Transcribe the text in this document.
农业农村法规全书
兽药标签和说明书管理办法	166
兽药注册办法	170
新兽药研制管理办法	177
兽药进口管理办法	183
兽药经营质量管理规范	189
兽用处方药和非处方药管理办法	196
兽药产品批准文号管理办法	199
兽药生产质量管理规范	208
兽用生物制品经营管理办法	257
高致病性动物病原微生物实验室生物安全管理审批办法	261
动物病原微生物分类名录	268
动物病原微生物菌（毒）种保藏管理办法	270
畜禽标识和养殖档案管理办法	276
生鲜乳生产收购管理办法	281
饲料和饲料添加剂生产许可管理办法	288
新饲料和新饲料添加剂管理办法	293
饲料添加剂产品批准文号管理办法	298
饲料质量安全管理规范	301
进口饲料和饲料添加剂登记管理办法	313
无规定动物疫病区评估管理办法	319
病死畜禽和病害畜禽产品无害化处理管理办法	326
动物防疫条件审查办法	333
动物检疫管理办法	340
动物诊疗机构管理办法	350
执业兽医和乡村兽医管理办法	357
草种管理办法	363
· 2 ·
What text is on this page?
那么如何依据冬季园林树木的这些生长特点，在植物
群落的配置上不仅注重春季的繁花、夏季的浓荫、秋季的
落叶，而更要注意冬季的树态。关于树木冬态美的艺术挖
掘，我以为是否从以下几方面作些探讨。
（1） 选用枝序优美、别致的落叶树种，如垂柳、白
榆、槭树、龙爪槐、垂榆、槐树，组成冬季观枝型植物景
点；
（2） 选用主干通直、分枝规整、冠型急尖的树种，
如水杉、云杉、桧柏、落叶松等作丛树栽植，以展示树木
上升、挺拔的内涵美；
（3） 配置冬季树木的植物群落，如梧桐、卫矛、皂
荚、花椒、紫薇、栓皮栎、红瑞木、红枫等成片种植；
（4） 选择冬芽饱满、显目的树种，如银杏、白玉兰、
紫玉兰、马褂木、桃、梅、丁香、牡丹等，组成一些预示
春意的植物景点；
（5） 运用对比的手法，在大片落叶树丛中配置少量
........
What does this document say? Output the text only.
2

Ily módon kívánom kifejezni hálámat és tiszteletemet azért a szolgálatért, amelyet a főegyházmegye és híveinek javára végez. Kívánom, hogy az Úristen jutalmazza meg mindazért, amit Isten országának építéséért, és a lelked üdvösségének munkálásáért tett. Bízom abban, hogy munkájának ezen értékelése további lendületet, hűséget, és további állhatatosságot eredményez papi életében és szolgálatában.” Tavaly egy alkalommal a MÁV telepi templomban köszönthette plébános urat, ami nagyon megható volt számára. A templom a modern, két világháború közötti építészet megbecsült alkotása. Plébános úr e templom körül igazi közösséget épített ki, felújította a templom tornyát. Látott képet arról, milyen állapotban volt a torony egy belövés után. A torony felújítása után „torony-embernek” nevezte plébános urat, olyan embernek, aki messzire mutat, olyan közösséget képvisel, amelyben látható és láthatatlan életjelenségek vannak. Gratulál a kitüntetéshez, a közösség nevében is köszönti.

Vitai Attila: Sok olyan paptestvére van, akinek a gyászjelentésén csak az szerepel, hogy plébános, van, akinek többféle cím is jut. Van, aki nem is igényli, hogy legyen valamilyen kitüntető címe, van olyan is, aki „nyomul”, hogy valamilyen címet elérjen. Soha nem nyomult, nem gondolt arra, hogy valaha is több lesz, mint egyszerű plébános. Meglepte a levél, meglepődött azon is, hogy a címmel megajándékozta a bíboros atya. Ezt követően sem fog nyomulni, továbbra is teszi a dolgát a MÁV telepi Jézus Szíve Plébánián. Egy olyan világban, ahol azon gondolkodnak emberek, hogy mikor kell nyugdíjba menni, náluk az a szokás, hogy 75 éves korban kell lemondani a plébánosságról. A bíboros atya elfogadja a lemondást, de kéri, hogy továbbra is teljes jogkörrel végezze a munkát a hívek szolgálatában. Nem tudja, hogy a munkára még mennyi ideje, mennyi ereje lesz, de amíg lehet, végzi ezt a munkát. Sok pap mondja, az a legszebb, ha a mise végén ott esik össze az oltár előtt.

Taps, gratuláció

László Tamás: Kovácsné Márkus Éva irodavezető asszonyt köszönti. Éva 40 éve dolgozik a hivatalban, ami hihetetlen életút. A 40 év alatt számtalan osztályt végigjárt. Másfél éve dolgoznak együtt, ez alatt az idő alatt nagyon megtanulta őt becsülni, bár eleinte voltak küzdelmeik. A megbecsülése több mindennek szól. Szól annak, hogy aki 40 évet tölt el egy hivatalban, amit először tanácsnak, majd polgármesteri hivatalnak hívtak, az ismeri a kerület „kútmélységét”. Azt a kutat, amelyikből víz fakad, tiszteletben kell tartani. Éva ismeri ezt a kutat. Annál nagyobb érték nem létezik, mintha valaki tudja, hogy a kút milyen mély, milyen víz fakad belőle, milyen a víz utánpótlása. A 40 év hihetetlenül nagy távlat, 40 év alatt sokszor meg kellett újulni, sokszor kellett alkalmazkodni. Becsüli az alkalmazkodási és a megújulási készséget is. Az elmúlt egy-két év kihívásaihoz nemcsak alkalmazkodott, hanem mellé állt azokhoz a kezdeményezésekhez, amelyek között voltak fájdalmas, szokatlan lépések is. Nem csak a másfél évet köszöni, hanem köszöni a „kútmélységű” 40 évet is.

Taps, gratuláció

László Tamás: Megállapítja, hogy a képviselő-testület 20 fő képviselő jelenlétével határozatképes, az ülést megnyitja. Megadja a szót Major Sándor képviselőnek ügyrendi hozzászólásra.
........
The exercise —
Show every line that contains the word "text".

In response —
Transcribe the text in this document.
What text is on this page?
What does this document say? Output the text only.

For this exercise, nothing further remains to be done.